● Dataset rows
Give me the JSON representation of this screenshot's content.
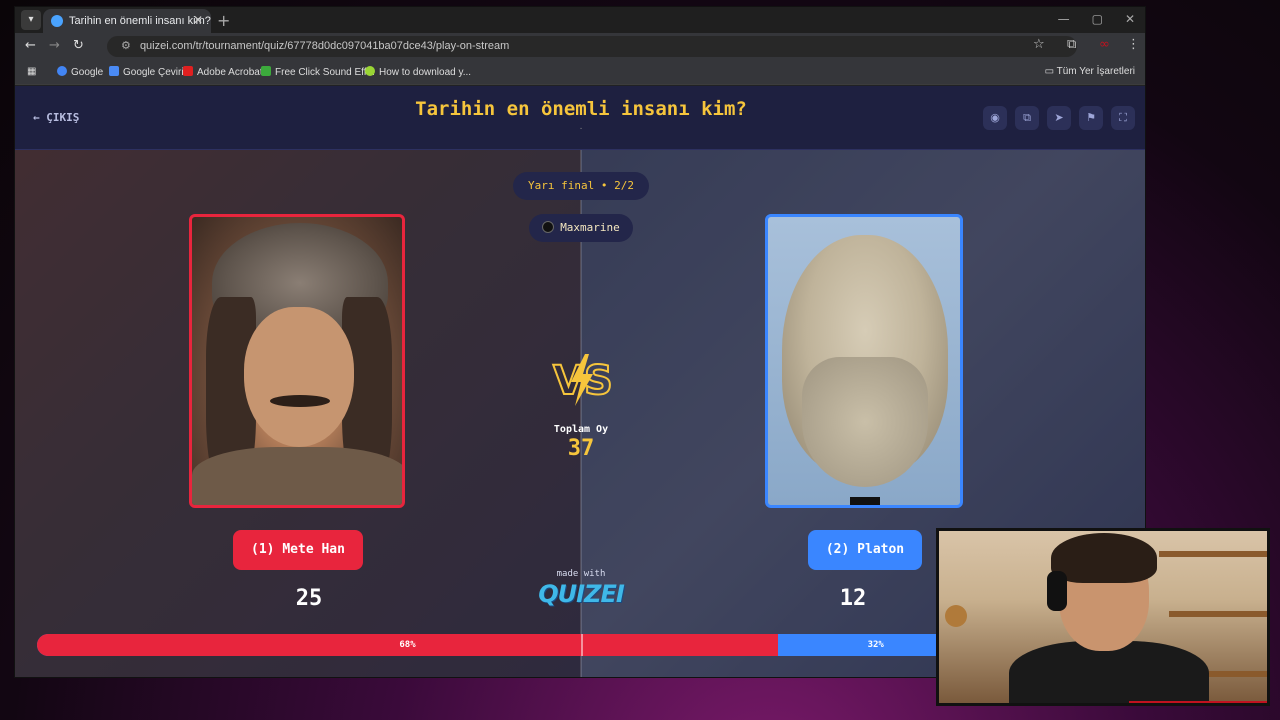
{
  "browser": {
    "tab_title": "Tarihin en önemli insanı kim? - Q",
    "tab_close": "✕",
    "new_tab": "+",
    "url": "quizei.com/tr/tournament/quiz/67778d0dc097041ba07dce43/play-on-stream",
    "bookmarks": [
      "Google",
      "Google Çeviri",
      "Adobe Acrobat",
      "Free Click Sound Eff...",
      "How to download y..."
    ],
    "all_bookmarks": "Tüm Yer İşaretleri"
  },
  "header": {
    "exit_label": "← ÇIKIŞ",
    "title": "Tarihin en önemli insanı kim?",
    "title_dot": "."
  },
  "tournament": {
    "round_label": "Yarı final • 2/2",
    "creator": "Maxmarine",
    "total_label": "Toplam Oy",
    "total_votes": "37",
    "made_with": "made with",
    "brand": "QUIZEI"
  },
  "left": {
    "name": "(1) Mete Han",
    "votes": "25",
    "percent_label": "68%",
    "share": 0.68,
    "color": "#e8253d"
  },
  "right": {
    "name": "(2) Platon",
    "votes": "12",
    "percent_label": "32%",
    "share": 0.32,
    "color": "#3a86ff"
  },
  "colors": {
    "accent": "#f6c53c",
    "page_bg": "#1b1e3a"
  }
}
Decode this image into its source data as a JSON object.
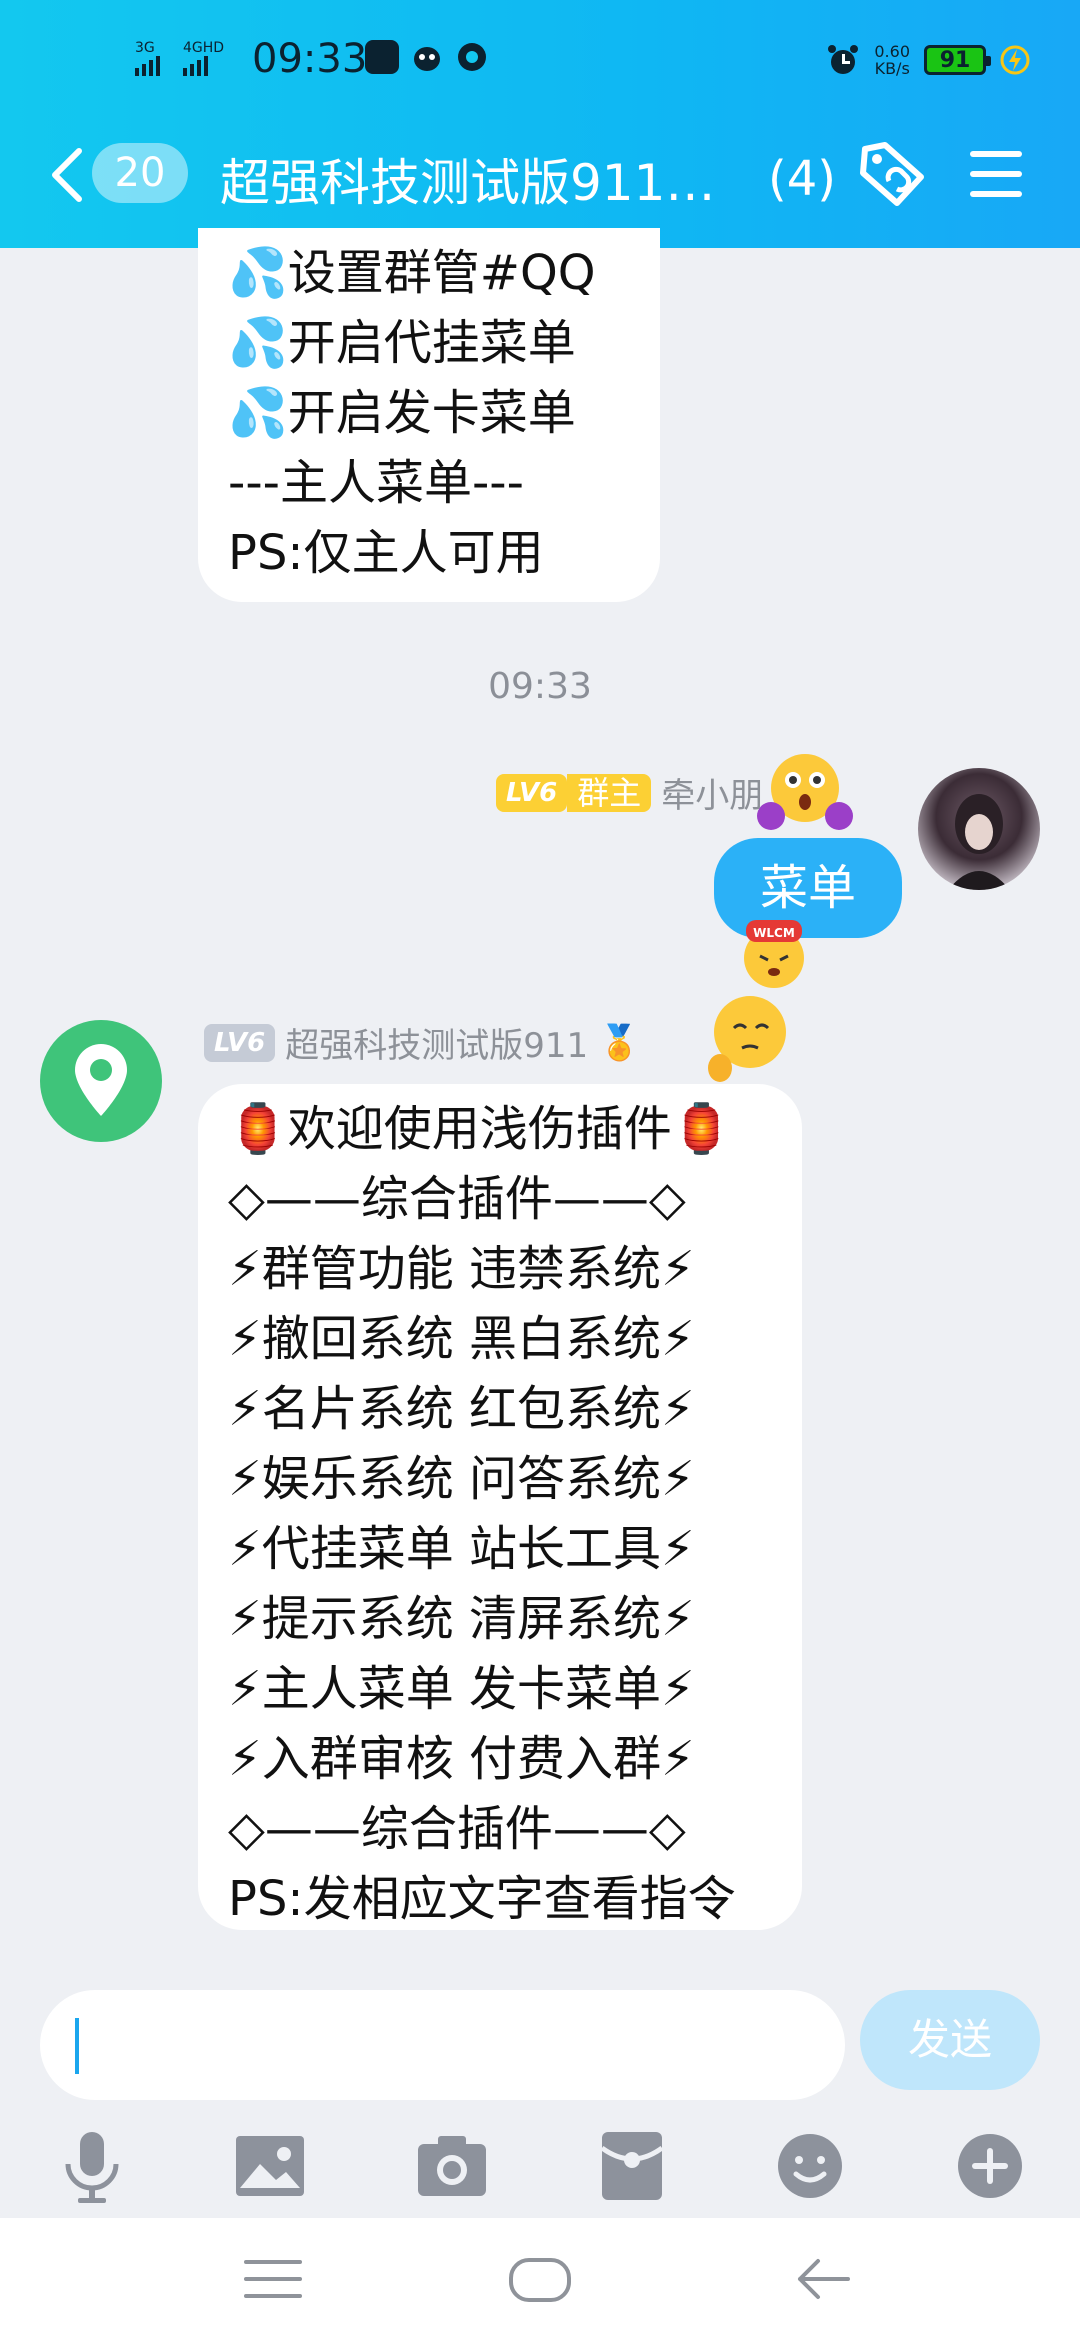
{
  "status_bar": {
    "network1": "3G",
    "network2": "4GHD",
    "time": "09:33",
    "speed_value": "0.60",
    "speed_unit": "KB/s",
    "battery": "91"
  },
  "navbar": {
    "unread": "20",
    "title": "超强科技测试版911…",
    "member_count": "(4)"
  },
  "messages": {
    "top_bubble_lines": [
      "💦设置群管#QQ",
      "💦开启代挂菜单",
      "💦开启发卡菜单",
      "---主人菜单---",
      "PS:仅主人可用"
    ],
    "timestamp": "09:33",
    "me": {
      "level": "LV6",
      "role": "群主",
      "name": "牵小朋…手",
      "text": "菜单"
    },
    "bot": {
      "level": "LV6",
      "name": "超强科技测试版911",
      "medal": "🏅",
      "lines": [
        "🏮欢迎使用浅伤插件🏮",
        "◇——综合插件——◇",
        "⚡群管功能 违禁系统⚡",
        "⚡撤回系统 黑白系统⚡",
        "⚡名片系统 红包系统⚡",
        "⚡娱乐系统 问答系统⚡",
        "⚡代挂菜单 站长工具⚡",
        "⚡提示系统 清屏系统⚡",
        "⚡主人菜单 发卡菜单⚡",
        "⚡入群审核 付费入群⚡",
        "◇——综合插件——◇",
        "PS:发相应文字查看指令"
      ]
    }
  },
  "input": {
    "value": "",
    "send_label": "发送"
  },
  "colors": {
    "header": "#13c8ef",
    "accent": "#2bb1f7",
    "bot_avatar": "#3fc47a"
  }
}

● Exercise aim
Without including any pictures, please restate all the records exactly.

● Solution to the problem
Give me the JSON representation of this screenshot's content.
{
  "browser": {
    "tab_title": "Tarihin en önemli insanı kim? - Q",
    "tab_close": "✕",
    "new_tab": "+",
    "url": "quizei.com/tr/tournament/quiz/67778d0dc097041ba07dce43/play-on-stream",
    "bookmarks": [
      "Google",
      "Google Çeviri",
      "Adobe Acrobat",
      "Free Click Sound Eff...",
      "How to download y..."
    ],
    "all_bookmarks": "Tüm Yer İşaretleri"
  },
  "header": {
    "exit_label": "← ÇIKIŞ",
    "title": "Tarihin en önemli insanı kim?",
    "title_dot": "."
  },
  "tournament": {
    "round_label": "Yarı final • 2/2",
    "creator": "Maxmarine",
    "total_label": "Toplam Oy",
    "total_votes": "37",
    "made_with": "made with",
    "brand": "QUIZEI"
  },
  "left": {
    "name": "(1) Mete Han",
    "votes": "25",
    "percent_label": "68%",
    "share": 0.68,
    "color": "#e8253d"
  },
  "right": {
    "name": "(2) Platon",
    "votes": "12",
    "percent_label": "32%",
    "share": 0.32,
    "color": "#3a86ff"
  },
  "colors": {
    "accent": "#f6c53c",
    "page_bg": "#1b1e3a"
  }
}
Decode this image into its source data as a JSON object.
{
  "status_bar": {
    "network1": "3G",
    "network2": "4GHD",
    "time": "09:33",
    "speed_value": "0.60",
    "speed_unit": "KB/s",
    "battery": "91"
  },
  "navbar": {
    "unread": "20",
    "title": "超强科技测试版911…",
    "member_count": "(4)"
  },
  "messages": {
    "top_bubble_lines": [
      "💦设置群管#QQ",
      "💦开启代挂菜单",
      "💦开启发卡菜单",
      "---主人菜单---",
      "PS:仅主人可用"
    ],
    "timestamp": "09:33",
    "me": {
      "level": "LV6",
      "role": "群主",
      "name": "牵小朋…手",
      "text": "菜单"
    },
    "bot": {
      "level": "LV6",
      "name": "超强科技测试版911",
      "medal": "🏅",
      "lines": [
        "🏮欢迎使用浅伤插件🏮",
        "◇——综合插件——◇",
        "⚡群管功能 违禁系统⚡",
        "⚡撤回系统 黑白系统⚡",
        "⚡名片系统 红包系统⚡",
        "⚡娱乐系统 问答系统⚡",
        "⚡代挂菜单 站长工具⚡",
        "⚡提示系统 清屏系统⚡",
        "⚡主人菜单 发卡菜单⚡",
        "⚡入群审核 付费入群⚡",
        "◇——综合插件——◇",
        "PS:发相应文字查看指令"
      ]
    }
  },
  "input": {
    "value": "",
    "send_label": "发送"
  },
  "colors": {
    "header": "#13c8ef",
    "accent": "#2bb1f7",
    "bot_avatar": "#3fc47a"
  }
}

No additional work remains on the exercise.